→ **Source extract**:
[start]

Chicken Salad is one of the things I do really well. I have a few “solid” recipes up my sleeve that I can cook anywhere, anytime, no recipe required. Lasagna is one, chicken salad is another. Chicken salad sandwiches… they’re light and refreshing in summer and comforting in winter.
When I was 16, it was time to get a summer job that didn’t involve babysitting small children. So I put out a bunch of resumes at the end of the school year at the little strip mall up the road from where we lived. It wasn’t exactly the best pickings. There was a K-Mart and a grocery store, a drug store, a bunch of low end clothing stores, and a small sandwich shop/cafe.
It was a pretty half-hearted effort on my part but.. frankly I would’ve been fine doing nothing all summer. The only thing motivating me was, if I got a summer job, I didn’t have to go on the family camping trip. Intstead I’d get to stay home BY MYSELF with the dog. Ahhh… a little taste of freedom!
Turns out the places I dropped resumes were about as enthusiastic about me as I was about them. The only one to call me back was the Sandwich Tree and so… I became a sandwich “expert” before Subway coined the term.
I hated it. Like, really hated it. Like the couple who came in every morning and told me every single time to only butter their toast “with just a light spread of butter… not too heavy, you know, but not too, too light. Just… a light spread“. I have no idea what they meant so every morning I buttered it exactly the same as I would butter mine at home. After a while I messed around and would put lots on one day and then nearly nothing the next day just to see if they ever said anything. But they didn’t. Ever. So I don’t even really know if they knew what “just a light spread of butter… not too heavy, but not too too light” meant.
I loved how the older ladies working there seemed to think that me making sandwiches was an excellent career opportunity and how one day, if I showed some skills, I might be allowed to work the cash register. And then, the sky would be the limit.
I also loved how I worked there for three months and the owners still had no idea what my name was (with their huge staff of eight).

[end]

→ **Exercises**:
**1)** Answer these from the chicken salad post:
(a) How old was the writer when it was time to get a summer job?
(b) Which was the only place that called the writer back?
(c) For how long did the writer work there?
**2)** Reproduce the stretch of the chicken salad post from "I loved how" through "be the limit." word for word.

→ **Given records**:
[start]

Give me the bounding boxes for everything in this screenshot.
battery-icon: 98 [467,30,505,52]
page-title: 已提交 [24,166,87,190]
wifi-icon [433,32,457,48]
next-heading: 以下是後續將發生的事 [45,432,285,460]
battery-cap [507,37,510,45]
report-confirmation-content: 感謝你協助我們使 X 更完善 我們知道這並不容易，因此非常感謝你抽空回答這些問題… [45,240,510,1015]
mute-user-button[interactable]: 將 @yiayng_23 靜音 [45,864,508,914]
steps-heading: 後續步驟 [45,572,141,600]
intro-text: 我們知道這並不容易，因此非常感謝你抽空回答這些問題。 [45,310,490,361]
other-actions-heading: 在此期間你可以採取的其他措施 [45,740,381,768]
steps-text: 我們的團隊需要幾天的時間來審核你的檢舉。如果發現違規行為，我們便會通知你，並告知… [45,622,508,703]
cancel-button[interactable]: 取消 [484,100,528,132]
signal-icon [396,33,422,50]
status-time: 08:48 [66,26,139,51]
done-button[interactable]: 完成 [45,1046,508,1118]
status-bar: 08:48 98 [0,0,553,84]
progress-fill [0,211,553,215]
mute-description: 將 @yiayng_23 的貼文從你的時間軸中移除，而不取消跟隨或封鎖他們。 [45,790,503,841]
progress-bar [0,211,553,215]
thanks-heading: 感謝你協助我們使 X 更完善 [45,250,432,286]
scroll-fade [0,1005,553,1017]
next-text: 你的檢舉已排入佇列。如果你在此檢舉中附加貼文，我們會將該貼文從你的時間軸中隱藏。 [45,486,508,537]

[end]

→ **Outputs in order**:
**1)**
(a) 16
(b) The Sandwich Tree
(c) Three months

**2)**
I loved how the older ladies working there seemed to think that me making sandwiches was an excellent career opportunity and how one day, if I showed some skills, I might be allowed to work the cash register. And then, the sky would be the limit.